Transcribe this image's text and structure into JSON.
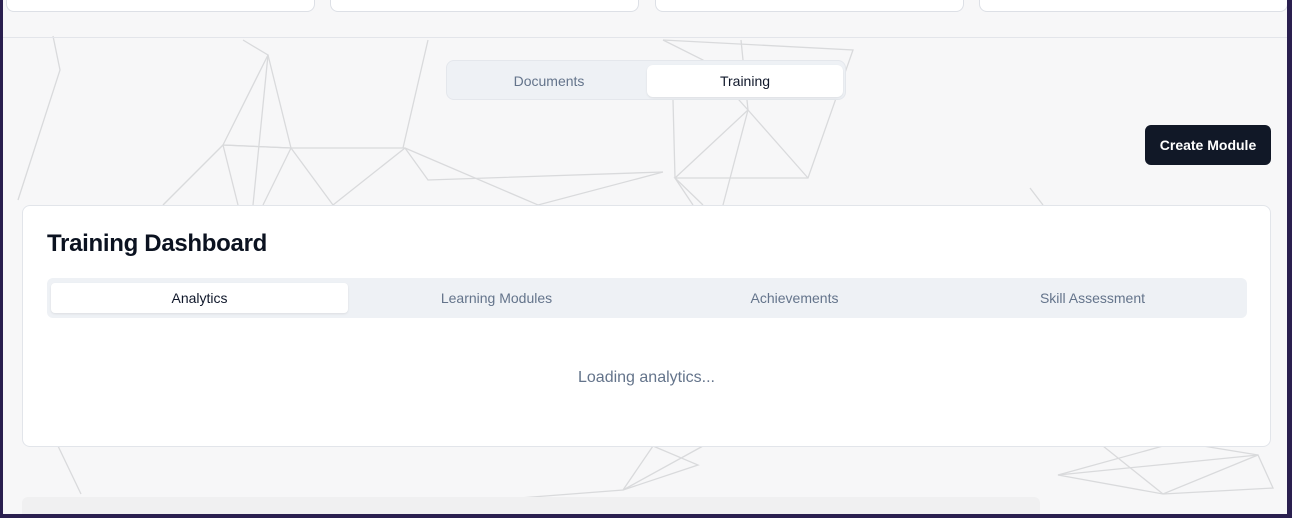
{
  "view_switch": {
    "items": [
      {
        "label": "Documents",
        "active": false
      },
      {
        "label": "Training",
        "active": true
      }
    ]
  },
  "toolbar": {
    "create_label": "Create Module"
  },
  "dashboard": {
    "title": "Training Dashboard",
    "tabs": [
      {
        "label": "Analytics",
        "active": true
      },
      {
        "label": "Learning Modules",
        "active": false
      },
      {
        "label": "Achievements",
        "active": false
      },
      {
        "label": "Skill Assessment",
        "active": false
      }
    ],
    "loading_text": "Loading analytics..."
  },
  "colors": {
    "primary_button": "#111827",
    "window_frame": "#2a1f4f",
    "muted_text": "#64748b"
  }
}
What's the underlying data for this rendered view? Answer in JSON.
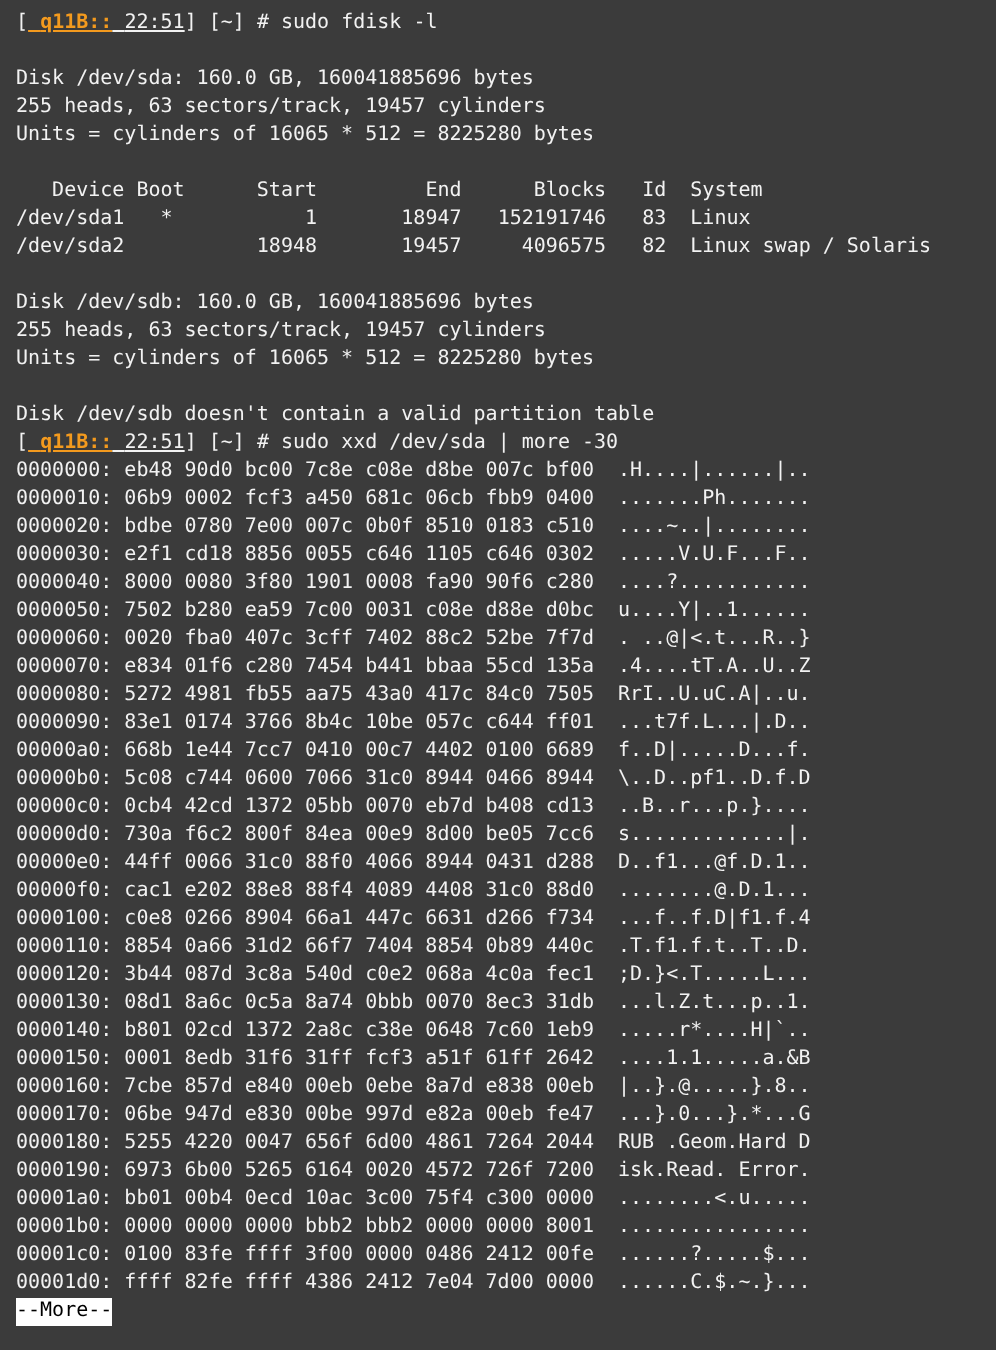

:::::

DESCRIPTION OF THE TASK: Set down the material exactly, every line of it, except for the pictures.

SOLUTION FOR THIS PROBLEM:
Transcribe this image's text and structure into JSON.
{
  "view_switch": {
    "items": [
      {
        "label": "Documents",
        "active": false
      },
      {
        "label": "Training",
        "active": true
      }
    ]
  },
  "toolbar": {
    "create_label": "Create Module"
  },
  "dashboard": {
    "title": "Training Dashboard",
    "tabs": [
      {
        "label": "Analytics",
        "active": true
      },
      {
        "label": "Learning Modules",
        "active": false
      },
      {
        "label": "Achievements",
        "active": false
      },
      {
        "label": "Skill Assessment",
        "active": false
      }
    ],
    "loading_text": "Loading analytics..."
  },
  "colors": {
    "primary_button": "#111827",
    "window_frame": "#2a1f4f",
    "muted_text": "#64748b"
  }
}
What's the underlying data for this rendered view? Answer in JSON.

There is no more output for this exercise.